___ Records to use ___
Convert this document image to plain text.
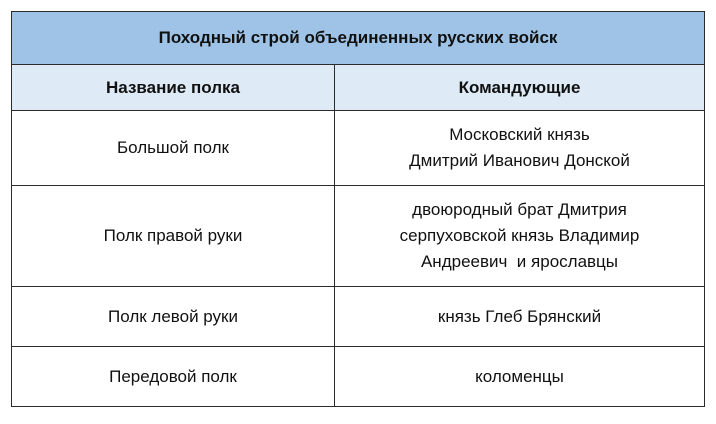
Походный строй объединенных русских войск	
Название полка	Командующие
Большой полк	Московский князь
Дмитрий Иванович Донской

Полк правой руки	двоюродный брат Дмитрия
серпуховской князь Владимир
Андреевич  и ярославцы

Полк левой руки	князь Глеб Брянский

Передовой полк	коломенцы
___
___ Records to use ___
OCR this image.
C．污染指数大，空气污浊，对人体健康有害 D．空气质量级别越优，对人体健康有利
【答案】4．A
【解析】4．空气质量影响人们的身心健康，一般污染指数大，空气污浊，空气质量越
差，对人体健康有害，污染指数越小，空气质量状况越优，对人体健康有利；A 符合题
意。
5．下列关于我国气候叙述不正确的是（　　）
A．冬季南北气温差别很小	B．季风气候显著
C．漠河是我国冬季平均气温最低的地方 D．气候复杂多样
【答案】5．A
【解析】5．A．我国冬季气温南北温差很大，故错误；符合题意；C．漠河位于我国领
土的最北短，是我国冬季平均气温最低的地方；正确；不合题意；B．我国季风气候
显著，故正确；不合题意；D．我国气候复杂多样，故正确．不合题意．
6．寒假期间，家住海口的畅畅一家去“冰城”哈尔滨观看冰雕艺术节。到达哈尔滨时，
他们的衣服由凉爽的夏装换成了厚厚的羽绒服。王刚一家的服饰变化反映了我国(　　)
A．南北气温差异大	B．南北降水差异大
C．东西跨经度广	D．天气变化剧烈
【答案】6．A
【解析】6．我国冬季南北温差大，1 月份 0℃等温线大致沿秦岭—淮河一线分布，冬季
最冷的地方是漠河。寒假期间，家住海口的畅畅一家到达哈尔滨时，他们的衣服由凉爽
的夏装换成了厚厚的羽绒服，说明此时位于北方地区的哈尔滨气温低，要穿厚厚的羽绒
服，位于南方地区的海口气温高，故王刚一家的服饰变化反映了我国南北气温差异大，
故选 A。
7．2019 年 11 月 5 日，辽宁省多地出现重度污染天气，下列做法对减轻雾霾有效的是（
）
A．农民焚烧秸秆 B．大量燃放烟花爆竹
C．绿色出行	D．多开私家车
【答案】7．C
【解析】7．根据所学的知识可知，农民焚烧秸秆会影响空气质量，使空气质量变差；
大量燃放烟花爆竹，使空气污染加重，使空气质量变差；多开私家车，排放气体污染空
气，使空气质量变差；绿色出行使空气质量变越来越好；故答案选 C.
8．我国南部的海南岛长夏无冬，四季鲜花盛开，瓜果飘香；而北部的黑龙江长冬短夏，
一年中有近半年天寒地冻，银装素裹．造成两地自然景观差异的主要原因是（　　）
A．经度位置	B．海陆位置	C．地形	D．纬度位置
___
___ Records to use ___
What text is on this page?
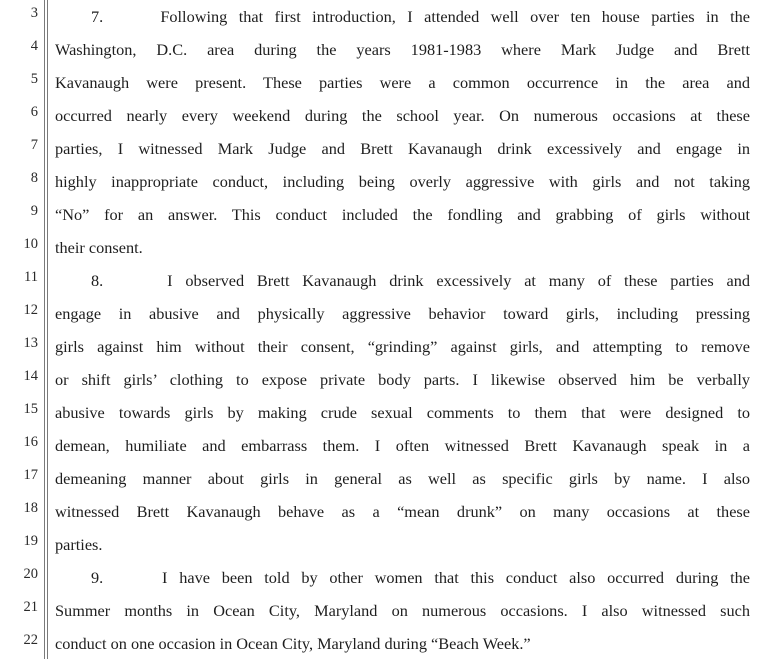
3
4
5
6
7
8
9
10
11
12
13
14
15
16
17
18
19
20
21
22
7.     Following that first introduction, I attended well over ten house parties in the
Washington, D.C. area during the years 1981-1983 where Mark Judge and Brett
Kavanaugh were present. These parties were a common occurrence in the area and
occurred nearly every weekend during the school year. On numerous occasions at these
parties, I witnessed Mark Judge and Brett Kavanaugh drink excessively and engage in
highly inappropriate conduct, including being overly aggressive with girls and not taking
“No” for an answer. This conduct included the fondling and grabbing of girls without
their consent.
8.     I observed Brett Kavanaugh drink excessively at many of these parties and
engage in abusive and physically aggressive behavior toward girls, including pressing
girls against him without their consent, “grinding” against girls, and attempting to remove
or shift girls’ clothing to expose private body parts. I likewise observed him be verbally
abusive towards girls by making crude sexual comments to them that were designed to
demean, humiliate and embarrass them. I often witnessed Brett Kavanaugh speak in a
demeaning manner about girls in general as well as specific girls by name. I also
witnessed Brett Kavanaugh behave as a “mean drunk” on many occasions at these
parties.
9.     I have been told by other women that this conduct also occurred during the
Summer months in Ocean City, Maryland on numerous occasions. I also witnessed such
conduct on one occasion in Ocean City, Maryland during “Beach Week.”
___
What you will do :: Show every line in the records above that contains the word "Ocean".

Answer to the problem ::
Summer months in Ocean City, Maryland on numerous occasions. I also witnessed such
conduct on one occasion in Ocean City, Maryland during “Beach Week.”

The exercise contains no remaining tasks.